▽

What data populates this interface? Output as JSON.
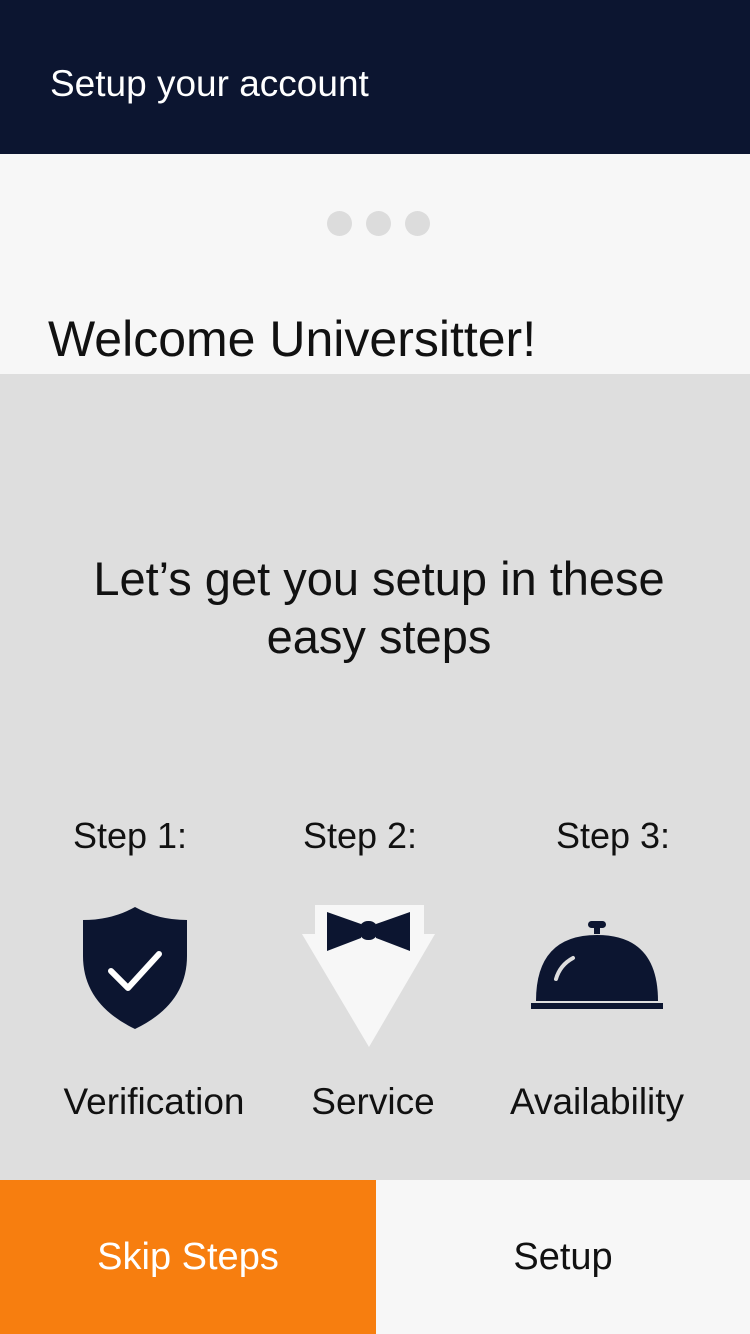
{
  "header": {
    "title": "Setup your account"
  },
  "pager": {
    "total_pages": 3
  },
  "welcome": {
    "title": "Welcome Universitter!"
  },
  "intro": {
    "text": "Let’s get you setup in these easy steps"
  },
  "steps": [
    {
      "label": "Step 1:",
      "name": "Verification",
      "icon": "shield-check-icon"
    },
    {
      "label": "Step 2:",
      "name": "Service",
      "icon": "bowtie-icon"
    },
    {
      "label": "Step 3:",
      "name": "Availability",
      "icon": "service-bell-icon"
    }
  ],
  "footer": {
    "skip_label": "Skip Steps",
    "setup_label": "Setup"
  },
  "colors": {
    "header_bg": "#0c1530",
    "accent": "#f77e0f",
    "icon": "#0c1530",
    "panel_bg": "#dedede",
    "dot": "#dcdcdc"
  }
}
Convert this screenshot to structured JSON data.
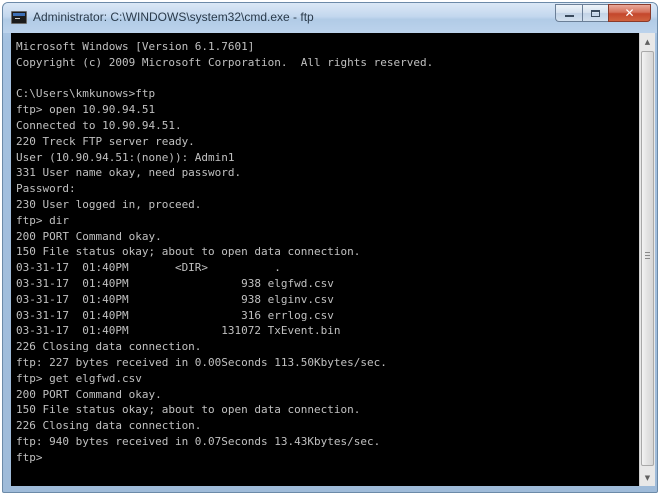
{
  "window": {
    "title": "Administrator: C:\\WINDOWS\\system32\\cmd.exe - ftp",
    "icon": "console-icon",
    "controls": {
      "minimize": "minimize-icon",
      "maximize": "maximize-icon",
      "close": "close-icon"
    },
    "close_glyph": "✕"
  },
  "console": {
    "lines": [
      "Microsoft Windows [Version 6.1.7601]",
      "Copyright (c) 2009 Microsoft Corporation.  All rights reserved.",
      "",
      "C:\\Users\\kmkunows>ftp",
      "ftp> open 10.90.94.51",
      "Connected to 10.90.94.51.",
      "220 Treck FTP server ready.",
      "User (10.90.94.51:(none)): Admin1",
      "331 User name okay, need password.",
      "Password:",
      "230 User logged in, proceed.",
      "ftp> dir",
      "200 PORT Command okay.",
      "150 File status okay; about to open data connection.",
      "03-31-17  01:40PM       <DIR>          .",
      "03-31-17  01:40PM                 938 elgfwd.csv",
      "03-31-17  01:40PM                 938 elginv.csv",
      "03-31-17  01:40PM                 316 errlog.csv",
      "03-31-17  01:40PM              131072 TxEvent.bin",
      "226 Closing data connection.",
      "ftp: 227 bytes received in 0.00Seconds 113.50Kbytes/sec.",
      "ftp> get elgfwd.csv",
      "200 PORT Command okay.",
      "150 File status okay; about to open data connection.",
      "226 Closing data connection.",
      "ftp: 940 bytes received in 0.07Seconds 13.43Kbytes/sec.",
      "ftp>"
    ]
  },
  "scrollbar": {
    "up_icon": "▲",
    "down_icon": "▼"
  }
}
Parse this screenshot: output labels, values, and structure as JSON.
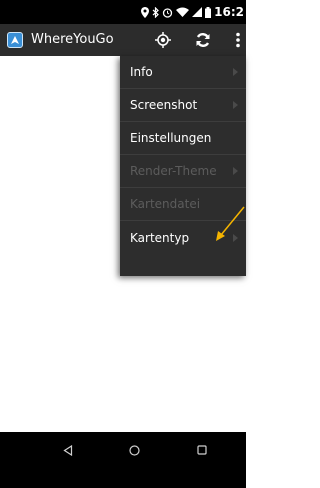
{
  "status_bar": {
    "time": "16:2",
    "icons": [
      "location-icon",
      "bluetooth-icon",
      "alarm-icon",
      "wifi-icon",
      "signal-icon",
      "battery-icon"
    ]
  },
  "app_bar": {
    "title": "WhereYouGo",
    "actions": [
      "gps-target-icon",
      "refresh-icon",
      "overflow-menu-icon"
    ]
  },
  "menu": {
    "items": [
      {
        "label": "Info",
        "enabled": true,
        "has_submenu": true
      },
      {
        "label": "Screenshot",
        "enabled": true,
        "has_submenu": true
      },
      {
        "label": "Einstellungen",
        "enabled": true,
        "has_submenu": false
      },
      {
        "label": "Render-Theme",
        "enabled": false,
        "has_submenu": true
      },
      {
        "label": "Kartendatei",
        "enabled": false,
        "has_submenu": false
      },
      {
        "label": "Kartentyp",
        "enabled": true,
        "has_submenu": true
      }
    ]
  },
  "nav_bar": {
    "buttons": [
      "back-icon",
      "home-icon",
      "recents-icon"
    ]
  },
  "colors": {
    "status_bar": "#000000",
    "app_bar": "#2c2c2c",
    "menu_background": "#2d2d2d",
    "menu_text": "#ffffff",
    "menu_text_disabled": "#5c5c5c",
    "annotation_arrow": "#f5b400",
    "location_marker": "#c9c8f6"
  }
}
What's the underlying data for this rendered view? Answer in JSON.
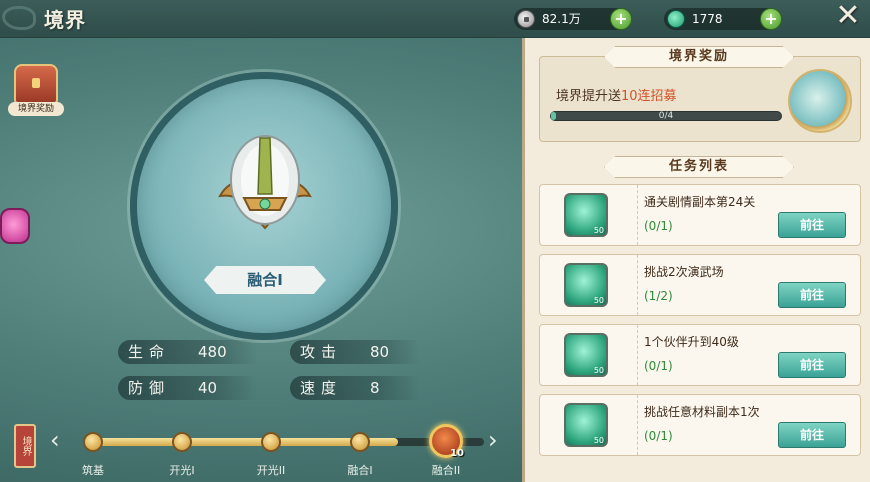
{
  "header": {
    "title": "境界",
    "coins": "82.1万",
    "gems": "1778",
    "add_label": "+",
    "close_label": "✕"
  },
  "side": {
    "reward_label": "境界奖励"
  },
  "rank": {
    "name": "融合I"
  },
  "stats": [
    {
      "label": "生命",
      "value": "480"
    },
    {
      "label": "攻击",
      "value": "80"
    },
    {
      "label": "防御",
      "value": "40"
    },
    {
      "label": "速度",
      "value": "8"
    }
  ],
  "track": {
    "seal_label": "境界",
    "stages": [
      "筑基",
      "开光I",
      "开光II",
      "融合I",
      "融合II"
    ],
    "current_level": "10",
    "progress_fraction": 0.78
  },
  "reward": {
    "header": "境界奖励",
    "text_prefix": "境界提升送",
    "text_highlight": "10连招募",
    "progress_text": "0/4",
    "progress_fraction": 0.02
  },
  "tasks": {
    "header": "任务列表",
    "items": [
      {
        "name": "通关剧情副本第24关",
        "progress": "(0/1)",
        "button": "前往",
        "qty": "50"
      },
      {
        "name": "挑战2次演武场",
        "progress": "(1/2)",
        "button": "前往",
        "qty": "50"
      },
      {
        "name": "1个伙伴升到40级",
        "progress": "(0/1)",
        "button": "前往",
        "qty": "50"
      },
      {
        "name": "挑战任意材料副本1次",
        "progress": "(0/1)",
        "button": "前往",
        "qty": "50"
      }
    ]
  },
  "colors": {
    "accent": "#3aa295",
    "highlight": "#d0542b",
    "progress_green": "#2f8a3a"
  }
}
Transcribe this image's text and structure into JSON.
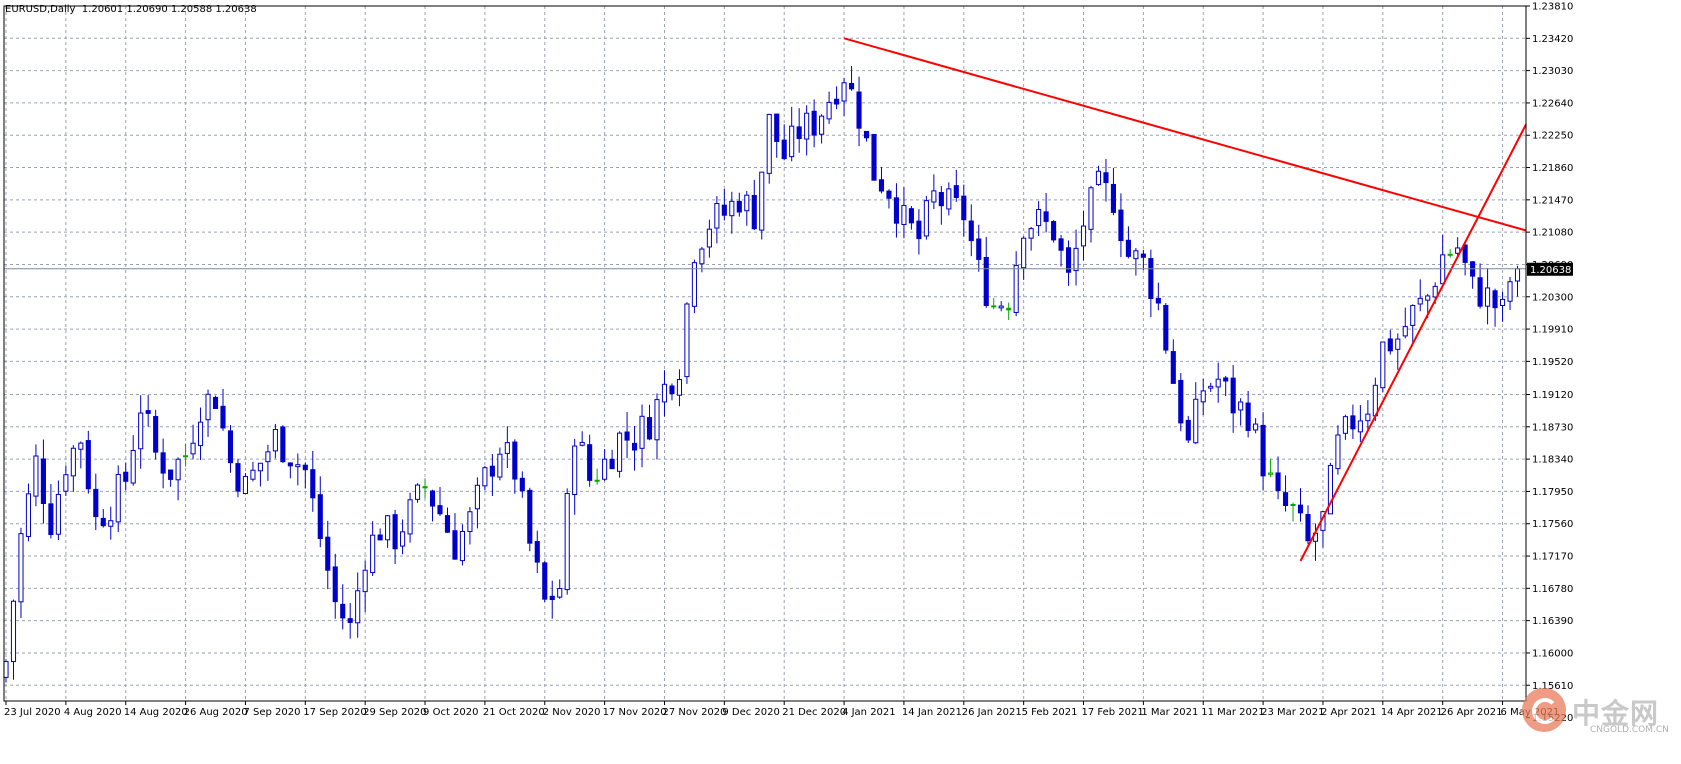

△

Goal: Pictures are excluded; copy every other part of the records exactly.

Output below:
What data populates this interface? Output as JSON.
{
  "header": {
    "title": "Setup your account"
  },
  "pager": {
    "total_pages": 3
  },
  "welcome": {
    "title": "Welcome Universitter!"
  },
  "intro": {
    "text": "Let’s get you setup in these easy steps"
  },
  "steps": [
    {
      "label": "Step 1:",
      "name": "Verification",
      "icon": "shield-check-icon"
    },
    {
      "label": "Step 2:",
      "name": "Service",
      "icon": "bowtie-icon"
    },
    {
      "label": "Step 3:",
      "name": "Availability",
      "icon": "service-bell-icon"
    }
  ],
  "footer": {
    "skip_label": "Skip Steps",
    "setup_label": "Setup"
  },
  "colors": {
    "header_bg": "#0c1530",
    "accent": "#f77e0f",
    "icon": "#0c1530",
    "panel_bg": "#dedede",
    "dot": "#dcdcdc"
  }
}
Convert this screenshot to structured JSON data.
{
  "window": {
    "title": "Administrator: C:\\WINDOWS\\system32\\cmd.exe - ftp",
    "icon": "console-icon",
    "controls": {
      "minimize": "minimize-icon",
      "maximize": "maximize-icon",
      "close": "close-icon"
    },
    "close_glyph": "✕"
  },
  "console": {
    "lines": [
      "Microsoft Windows [Version 6.1.7601]",
      "Copyright (c) 2009 Microsoft Corporation.  All rights reserved.",
      "",
      "C:\\Users\\kmkunows>ftp",
      "ftp> open 10.90.94.51",
      "Connected to 10.90.94.51.",
      "220 Treck FTP server ready.",
      "User (10.90.94.51:(none)): Admin1",
      "331 User name okay, need password.",
      "Password:",
      "230 User logged in, proceed.",
      "ftp> dir",
      "200 PORT Command okay.",
      "150 File status okay; about to open data connection.",
      "03-31-17  01:40PM       <DIR>          .",
      "03-31-17  01:40PM                 938 elgfwd.csv",
      "03-31-17  01:40PM                 938 elginv.csv",
      "03-31-17  01:40PM                 316 errlog.csv",
      "03-31-17  01:40PM              131072 TxEvent.bin",
      "226 Closing data connection.",
      "ftp: 227 bytes received in 0.00Seconds 113.50Kbytes/sec.",
      "ftp> get elgfwd.csv",
      "200 PORT Command okay.",
      "150 File status okay; about to open data connection.",
      "226 Closing data connection.",
      "ftp: 940 bytes received in 0.07Seconds 13.43Kbytes/sec.",
      "ftp>"
    ]
  },
  "scrollbar": {
    "up_icon": "▲",
    "down_icon": "▼"
  }
}
Parse this screenshot: output labels, values, and structure as JSON.
{
  "status_bar": {
    "time": "16:2",
    "icons": [
      "location-icon",
      "bluetooth-icon",
      "alarm-icon",
      "wifi-icon",
      "signal-icon",
      "battery-icon"
    ]
  },
  "app_bar": {
    "title": "WhereYouGo",
    "actions": [
      "gps-target-icon",
      "refresh-icon",
      "overflow-menu-icon"
    ]
  },
  "menu": {
    "items": [
      {
        "label": "Info",
        "enabled": true,
        "has_submenu": true
      },
      {
        "label": "Screenshot",
        "enabled": true,
        "has_submenu": true
      },
      {
        "label": "Einstellungen",
        "enabled": true,
        "has_submenu": false
      },
      {
        "label": "Render-Theme",
        "enabled": false,
        "has_submenu": true
      },
      {
        "label": "Kartendatei",
        "enabled": false,
        "has_submenu": false
      },
      {
        "label": "Kartentyp",
        "enabled": true,
        "has_submenu": true
      }
    ]
  },
  "nav_bar": {
    "buttons": [
      "back-icon",
      "home-icon",
      "recents-icon"
    ]
  },
  "colors": {
    "status_bar": "#000000",
    "app_bar": "#2c2c2c",
    "menu_background": "#2d2d2d",
    "menu_text": "#ffffff",
    "menu_text_disabled": "#5c5c5c",
    "annotation_arrow": "#f5b400",
    "location_marker": "#c9c8f6"
  }
}
What's the underlying data for this rendered view? Answer in JSON.
{
  "header": {
    "title": "境界",
    "coins": "82.1万",
    "gems": "1778",
    "add_label": "+",
    "close_label": "✕"
  },
  "side": {
    "reward_label": "境界奖励"
  },
  "rank": {
    "name": "融合I"
  },
  "stats": [
    {
      "label": "生命",
      "value": "480"
    },
    {
      "label": "攻击",
      "value": "80"
    },
    {
      "label": "防御",
      "value": "40"
    },
    {
      "label": "速度",
      "value": "8"
    }
  ],
  "track": {
    "seal_label": "境界",
    "stages": [
      "筑基",
      "开光I",
      "开光II",
      "融合I",
      "融合II"
    ],
    "current_level": "10",
    "progress_fraction": 0.78
  },
  "reward": {
    "header": "境界奖励",
    "text_prefix": "境界提升送",
    "text_highlight": "10连招募",
    "progress_text": "0/4",
    "progress_fraction": 0.02
  },
  "tasks": {
    "header": "任务列表",
    "items": [
      {
        "name": "通关剧情副本第24关",
        "progress": "(0/1)",
        "button": "前往",
        "qty": "50"
      },
      {
        "name": "挑战2次演武场",
        "progress": "(1/2)",
        "button": "前往",
        "qty": "50"
      },
      {
        "name": "1个伙伴升到40级",
        "progress": "(0/1)",
        "button": "前往",
        "qty": "50"
      },
      {
        "name": "挑战任意材料副本1次",
        "progress": "(0/1)",
        "button": "前往",
        "qty": "50"
      }
    ]
  },
  "colors": {
    "accent": "#3aa295",
    "highlight": "#d0542b",
    "progress_green": "#2f8a3a"
  }
}
Transcribe this image's text and structure into JSON.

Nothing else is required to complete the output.